▸ **Exercise**
Search the records for "home" and copy each line that holds it.

(Stored entries)
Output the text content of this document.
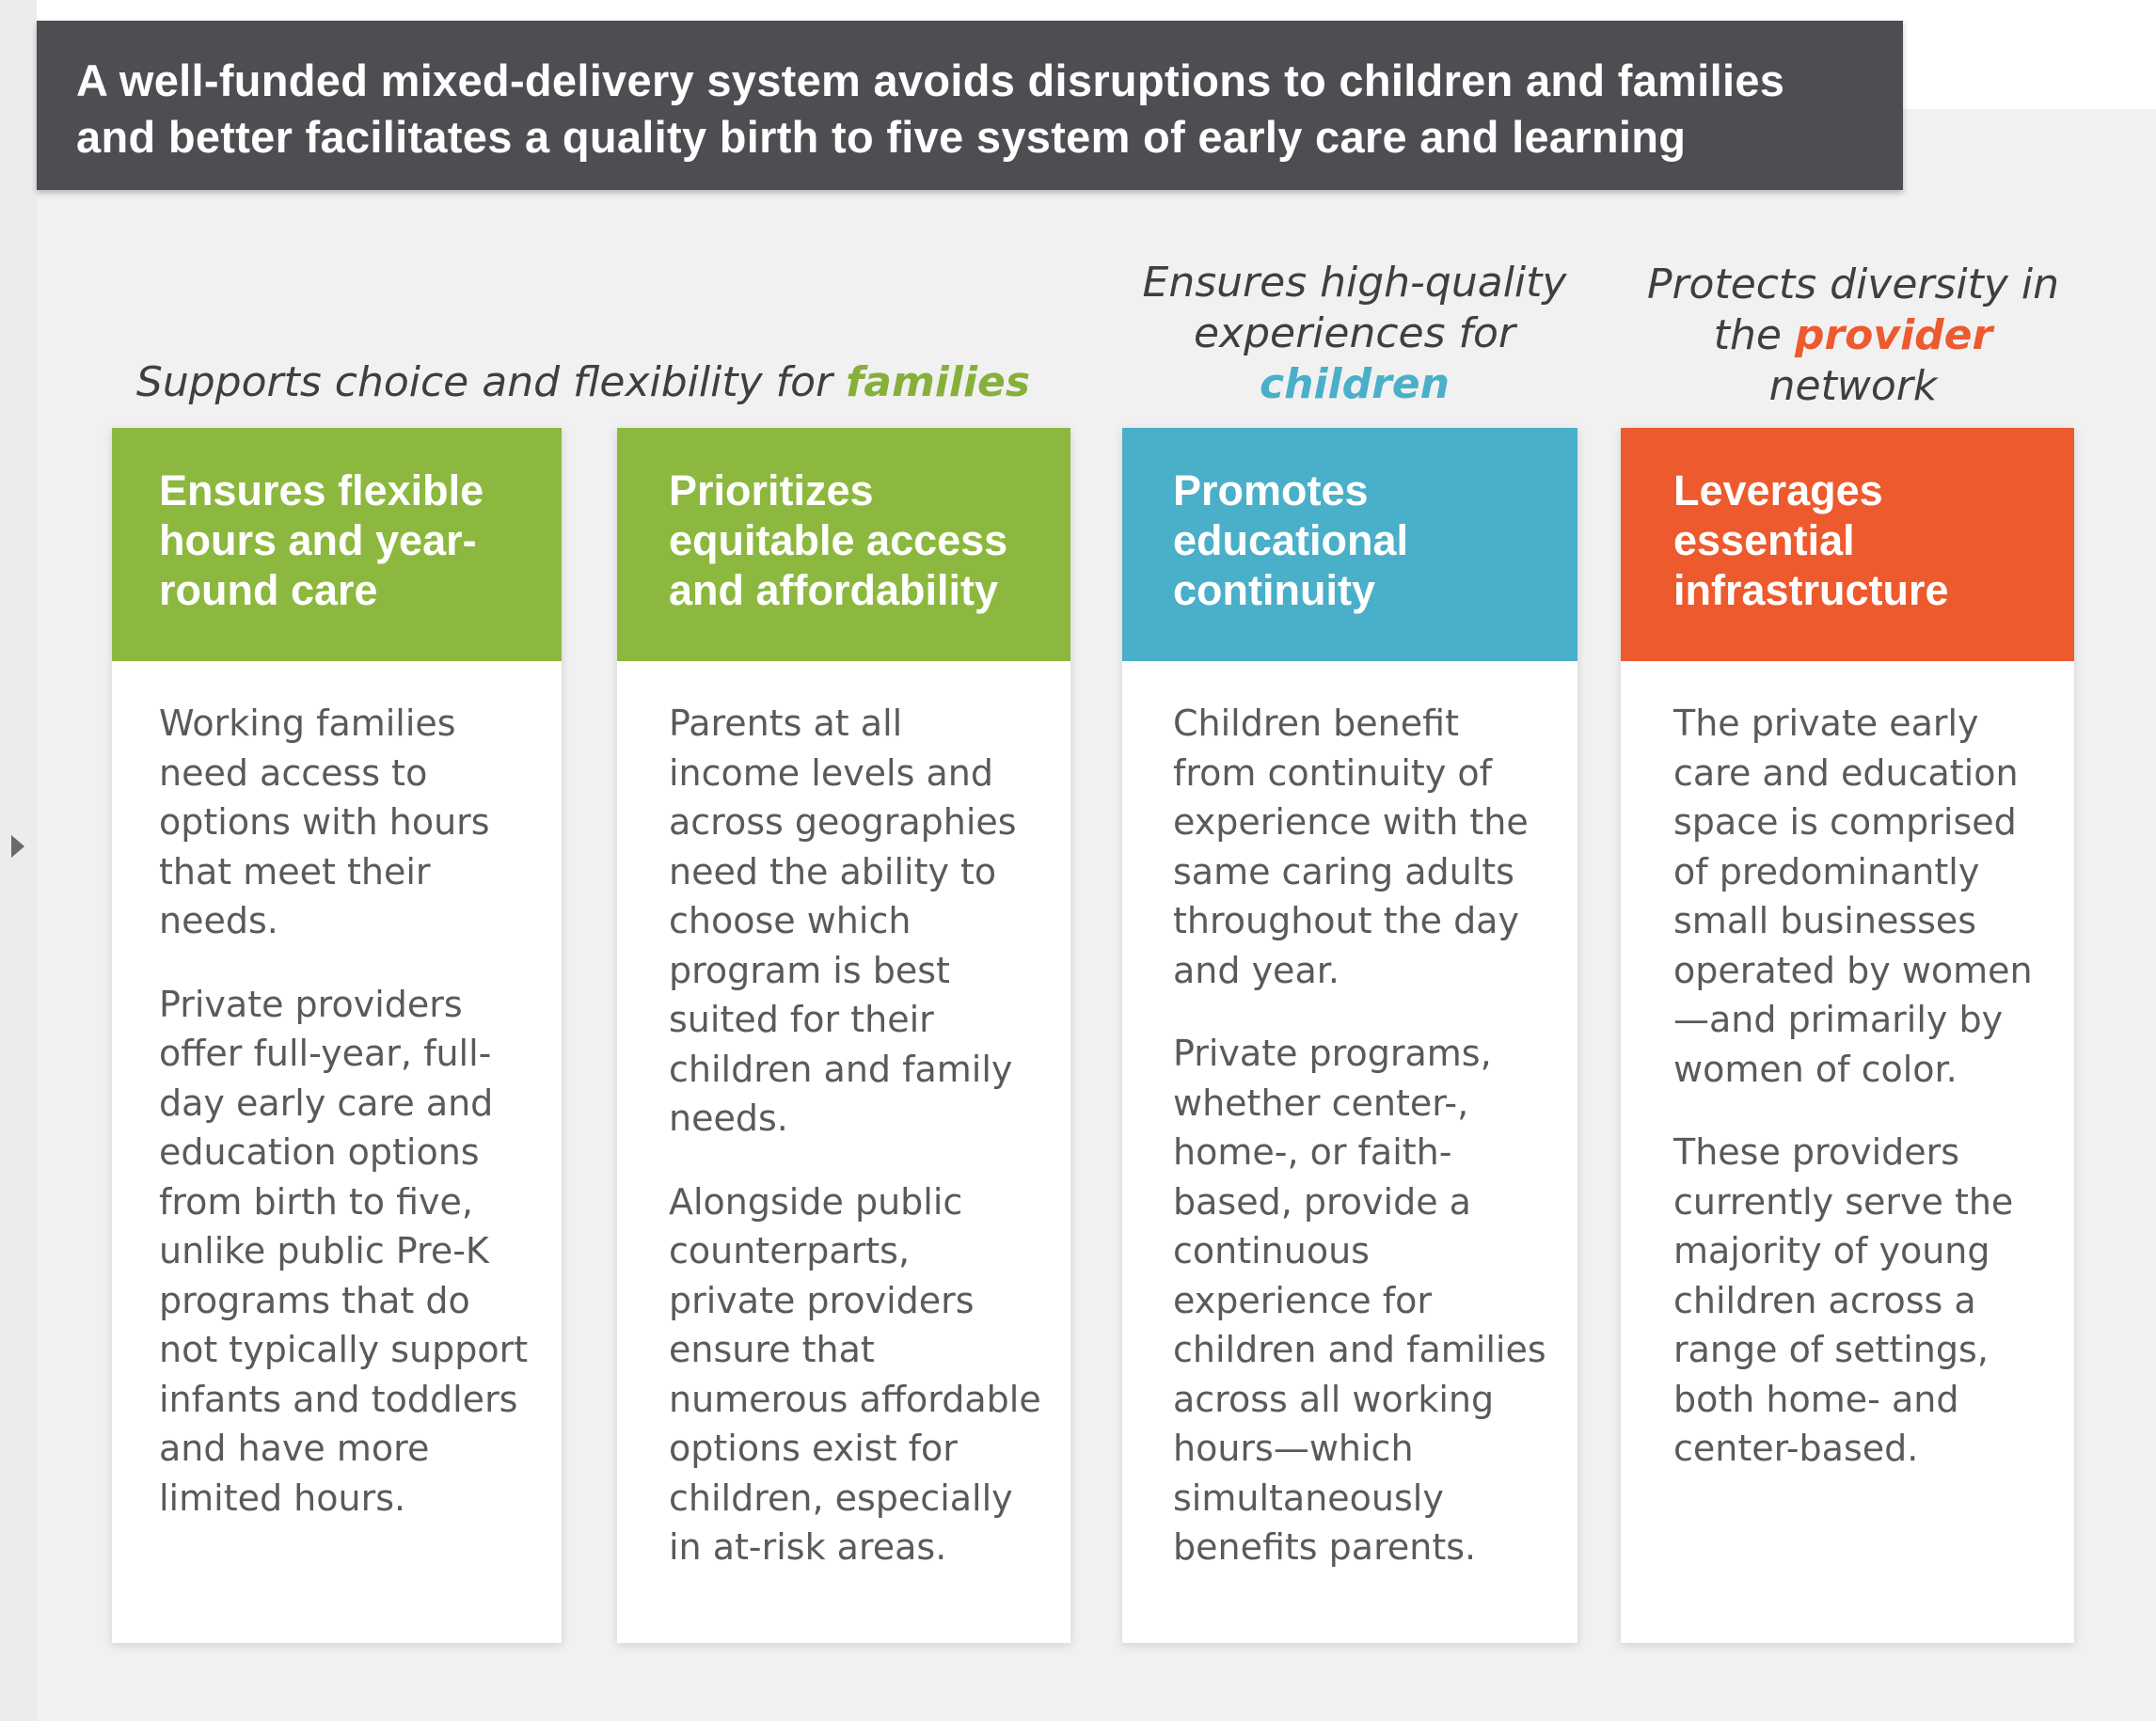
A well-funded mixed-delivery system avoids disruptions to children and families
and better facilitates a quality birth to five system of early care and learning
Supports choice and flexibility for families
Ensures high-quality
experiences for
children
Protects diversity in
the provider
network
Ensures flexible hours and year-round care

Working families need access to options with hours that meet their needs.

Private providers offer full-year, full-day early care and education options from birth to five, unlike public Pre-K programs that do not typically support infants and toddlers and have more limited hours.

Prioritizes equitable access and affordability

Parents at all income levels and across geographies need the ability to choose which program is best suited for their children and family needs.

Alongside public counterparts, private providers ensure that numerous affordable options exist for children, especially in at-risk areas.

Promotes educational continuity

Children benefit from continuity of experience with the same caring adults throughout the day and year.

Private programs, whether center-, home-, or faith-based, provide a continuous experience for children and families across all working hours—which simultaneously benefits parents.

Leverages essential infrastructure

The private early care and education space is comprised of predominantly small businesses operated by women—and primarily by women of color.

These providers currently serve the majority of young children across a range of settings, both home- and center-based.
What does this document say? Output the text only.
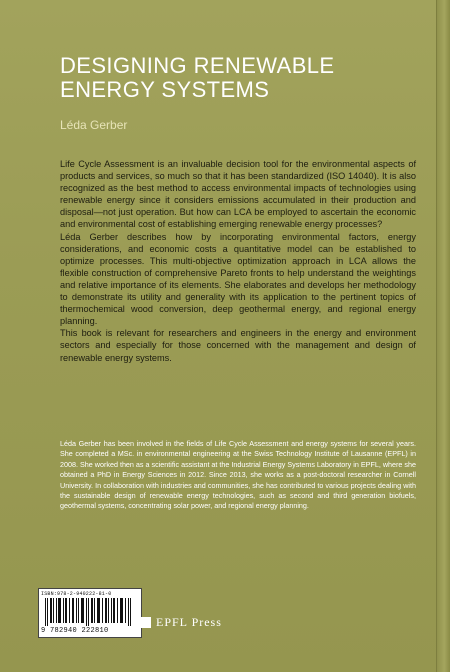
DESIGNING RENEWABLE ENERGY SYSTEMS
Léda Gerber

Life Cycle Assessment is an invaluable decision tool for the environmental aspects of products and services, so much so that it has been standardized (ISO 14040). It is also recognized as the best method to access environmental impacts of technologies using renewable energy since it considers emissions accumulated in their production and disposal—not just operation. But how can LCA be employed to ascertain the economic and environmental cost of establishing emerging renewable energy processes?

Léda Gerber describes how by incorporating environmental factors, energy considerations, and economic costs a quantitative model can be established to optimize processes. This multi-objective optimization approach in LCA allows the flexible construction of comprehensive Pareto fronts to help understand the weightings and relative importance of its elements. She elaborates and develops her methodology to demonstrate its utility and generality with its application to the pertinent topics of thermochemical wood conversion, deep geothermal energy, and regional energy planning.

This book is relevant for researchers and engineers in the energy and environment sectors and especially for those concerned with the management and design of renewable energy systems.

Léda Gerber has been involved in the fields of Life Cycle Assessment and energy systems for several years. She completed a MSc. in environmental engineering at the Swiss Technology Institute of Lausanne (EPFL) in 2008. She worked then as a scientific assistant at the Industrial Energy Systems Laboratory in EPFL, where she obtained a PhD in Energy Sciences in 2012. Since 2013, she works as a post-doctoral researcher in Cornell University. In collaboration with industries and communities, she has contributed to various projects dealing with the sustainable design of renewable energy technologies, such as second and third generation biofuels, geothermal systems, concentrating solar power, and regional energy planning.
ISBN:978-2-940222-81-0
9 782940 222810
EPFL Press
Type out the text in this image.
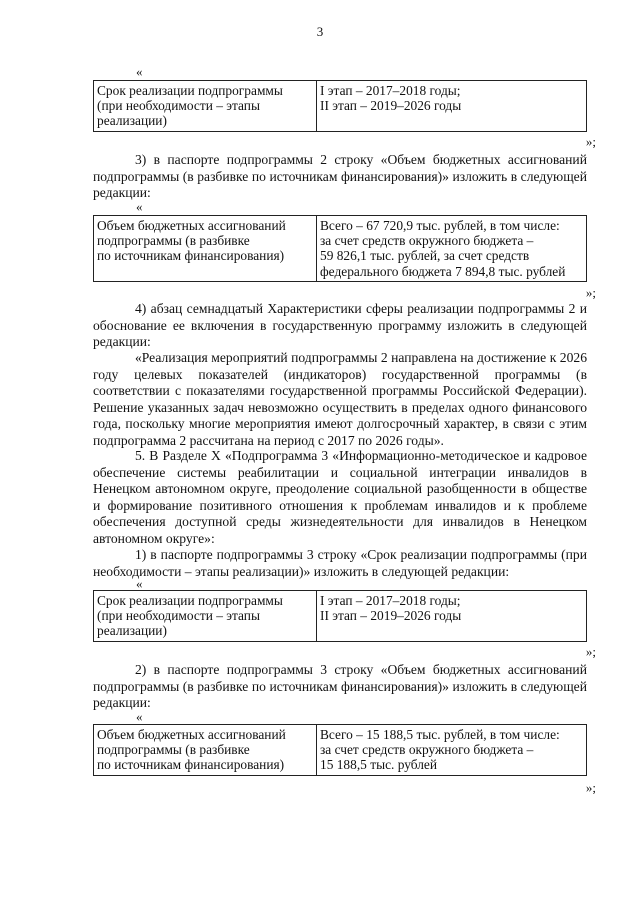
3
«
Срок реализации подпрограммы
(при необходимости – этапы
реализации)

I этап – 2017–2018 годы;
II этап – 2019–2026 годы
»;

3) в паспорте подпрограммы 2 строку «Объем бюджетных ассигнований подпрограммы (в разбивке по источникам финансирования)» изложить в следующей редакции:

«
Объем бюджетных ассигнований
подпрограммы (в разбивке
по источникам финансирования)

Всего – 67 720,9 тыс. рублей, в том числе:
за счет средств окружного бюджета –
59 826,1 тыс. рублей, за счет средств
федерального бюджета 7 894,8 тыс. рублей
»;

4) абзац семнадцатый Характеристики сферы реализации подпрограммы 2 и обоснование ее включения в государственную программу изложить в следующей редакции:

«Реализация мероприятий подпрограммы 2 направлена на достижение к 2026 году целевых показателей (индикаторов) государственной программы (в соответствии с показателями государственной программы Российской Федерации). Решение указанных задач невозможно осуществить в пределах одного финансового года, поскольку многие мероприятия имеют долгосрочный характер, в связи с этим подпрограмма 2 рассчитана на период с 2017 по 2026 годы».

5. В Разделе X «Подпрограмма 3 «Информационно-методическое и кадровое обеспечение системы реабилитации и социальной интеграции инвалидов в Ненецком автономном округе, преодоление социальной разобщенности в обществе и формирование позитивного отношения к проблемам инвалидов и к проблеме обеспечения доступной среды жизнедеятельности для инвалидов в Ненецком автономном округе»:

1) в паспорте подпрограммы 3 строку «Срок реализации подпрограммы (при необходимости – этапы реализации)» изложить в следующей редакции:

«
Срок реализации подпрограммы
(при необходимости – этапы
реализации)

I этап – 2017–2018 годы;
II этап – 2019–2026 годы
»;

2) в паспорте подпрограммы 3 строку «Объем бюджетных ассигнований подпрограммы (в разбивке по источникам финансирования)» изложить в следующей редакции:

«
Объем бюджетных ассигнований
подпрограммы (в разбивке
по источникам финансирования)

Всего – 15 188,5 тыс. рублей, в том числе:
за счет средств окружного бюджета –
15 188,5 тыс. рублей
»;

▸ **Output of the task**
Private programs, whether center-, home-, or faith-based, provide a continuous experience for children and families across all working hours—which simultaneously benefits parents.
These providers currently serve the majority of young children across a range of settings, both home- and center-based.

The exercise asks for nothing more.